# [Explore the material]
A - Answer these questions about the ElastiCache best practices text:
(i) Which of the listed questions does the text call the most important when choosing a cache?
(ii) Which caching engine does the text recommend for storing simple datasets and simple values?
(iii) What does the text say will not be available on an ElastiCache Redis cluster?
B - Reproduce the ElastiCache best practices text word for word, from "In pretty much all" to "ElastiCache Redis cluster.".

# [Excerpt to read]
Best practices

When delivering ElastiCache clusters, the best practices will always depend on the type of data that needs to be stored. The best approach to choosing and scaling your caching solution is to ask yourself the following questions:

  • What type of data am I storing?
  • What is the volume, frequency, and concurrency of data coming in/out of the cache?
  • Do I need support for transactions on the cache?
  • Do I need high availability and high resilience of the caching cluster?

When choosing your cache, the first question will be the most important. The data type will determine which of the two services you can use: is it just values that I want to store, or is it complex datasets? We also need to ask ourselves what the data update volume is: do we need very high parallel performance, or is the application single-threaded? Is there any requirement to support transactions on the caching cluster, and should it be highly available and resilient? These questions are going to determine which caching engine to use and what best practices to apply against it. Is it simple datasets and simple values that we need to store? Then, go with Memcached. Is the application multi-homed or multi threaded? Memcached. No need for transactions and no need to deliver cross-availability zone clusters? Again, Memcached.

In pretty much all other cases, Redis should be considered as it can deliver high availability and read replicas, and supports complex datasets and the other features mentioned before. However, being quite a beast of a service, Redis has some specifics we need to look out for. Specifically, any commands requiring administrative privileges will not be available on an ElastiCache Redis cluster.

# [Recorded data]
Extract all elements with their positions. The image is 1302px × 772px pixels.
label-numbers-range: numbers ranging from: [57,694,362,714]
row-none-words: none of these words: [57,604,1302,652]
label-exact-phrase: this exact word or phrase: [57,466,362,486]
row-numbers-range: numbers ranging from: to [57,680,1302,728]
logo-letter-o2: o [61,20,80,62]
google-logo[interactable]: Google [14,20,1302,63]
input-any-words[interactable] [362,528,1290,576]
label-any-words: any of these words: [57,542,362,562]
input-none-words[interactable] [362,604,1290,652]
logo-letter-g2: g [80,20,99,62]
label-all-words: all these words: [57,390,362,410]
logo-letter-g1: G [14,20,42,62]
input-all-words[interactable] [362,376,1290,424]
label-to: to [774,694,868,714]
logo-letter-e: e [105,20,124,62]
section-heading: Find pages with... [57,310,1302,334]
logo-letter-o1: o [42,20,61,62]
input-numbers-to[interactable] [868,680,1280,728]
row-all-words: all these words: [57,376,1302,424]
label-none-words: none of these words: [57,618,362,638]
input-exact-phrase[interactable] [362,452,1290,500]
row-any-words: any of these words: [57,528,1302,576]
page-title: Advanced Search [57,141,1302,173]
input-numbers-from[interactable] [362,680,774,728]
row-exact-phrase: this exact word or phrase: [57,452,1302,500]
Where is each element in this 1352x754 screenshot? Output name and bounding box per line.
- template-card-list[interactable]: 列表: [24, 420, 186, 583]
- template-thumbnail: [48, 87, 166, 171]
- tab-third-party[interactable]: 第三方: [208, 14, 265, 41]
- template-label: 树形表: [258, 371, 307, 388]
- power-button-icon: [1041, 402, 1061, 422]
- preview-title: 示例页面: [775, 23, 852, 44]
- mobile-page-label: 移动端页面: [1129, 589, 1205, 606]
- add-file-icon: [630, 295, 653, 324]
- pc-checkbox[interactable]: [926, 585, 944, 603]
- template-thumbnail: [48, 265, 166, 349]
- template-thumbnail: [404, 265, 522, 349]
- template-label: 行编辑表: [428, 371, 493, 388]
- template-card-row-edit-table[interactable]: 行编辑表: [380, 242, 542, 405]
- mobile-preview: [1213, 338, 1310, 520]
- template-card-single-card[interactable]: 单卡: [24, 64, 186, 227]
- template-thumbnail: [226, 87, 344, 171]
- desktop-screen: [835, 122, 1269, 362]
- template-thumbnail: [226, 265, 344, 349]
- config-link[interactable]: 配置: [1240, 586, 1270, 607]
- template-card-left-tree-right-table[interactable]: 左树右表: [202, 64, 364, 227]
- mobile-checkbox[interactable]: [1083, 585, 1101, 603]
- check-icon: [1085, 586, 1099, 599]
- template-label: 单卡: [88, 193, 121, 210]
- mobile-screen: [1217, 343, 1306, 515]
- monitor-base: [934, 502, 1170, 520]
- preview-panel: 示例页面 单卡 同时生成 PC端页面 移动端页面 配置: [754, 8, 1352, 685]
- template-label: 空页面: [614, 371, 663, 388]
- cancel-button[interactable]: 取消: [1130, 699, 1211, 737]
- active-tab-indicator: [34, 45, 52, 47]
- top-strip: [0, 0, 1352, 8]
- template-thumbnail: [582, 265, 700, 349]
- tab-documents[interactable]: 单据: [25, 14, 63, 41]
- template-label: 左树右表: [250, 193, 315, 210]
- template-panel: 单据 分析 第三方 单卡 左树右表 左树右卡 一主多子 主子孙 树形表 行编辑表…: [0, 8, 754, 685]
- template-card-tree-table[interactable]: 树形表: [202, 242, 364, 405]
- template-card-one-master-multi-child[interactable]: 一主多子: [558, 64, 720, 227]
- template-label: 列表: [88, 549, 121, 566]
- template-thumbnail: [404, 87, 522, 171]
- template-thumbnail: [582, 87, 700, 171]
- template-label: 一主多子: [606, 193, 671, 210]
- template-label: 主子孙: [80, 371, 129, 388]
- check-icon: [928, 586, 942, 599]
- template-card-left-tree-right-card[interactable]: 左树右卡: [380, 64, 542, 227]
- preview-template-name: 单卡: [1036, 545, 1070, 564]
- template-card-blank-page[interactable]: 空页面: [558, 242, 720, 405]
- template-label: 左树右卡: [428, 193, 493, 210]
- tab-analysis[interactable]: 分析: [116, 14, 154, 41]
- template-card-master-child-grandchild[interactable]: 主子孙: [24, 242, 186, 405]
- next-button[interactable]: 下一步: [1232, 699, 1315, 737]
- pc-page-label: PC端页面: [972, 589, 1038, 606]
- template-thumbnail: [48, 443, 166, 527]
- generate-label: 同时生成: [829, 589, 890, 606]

# [Task results]
A -
(i) "What type of data am I storing?"
(ii) Memcached.
(iii) Any commands requiring administrative privileges.

B -
In pretty much all other cases, Redis should be considered as it can deliver high availability and read replicas, and supports complex datasets and the other features mentioned before. However, being quite a beast of a service, Redis has some specifics we need to look out for. Specifically, any commands requiring administrative privileges will not be available on an ElastiCache Redis cluster.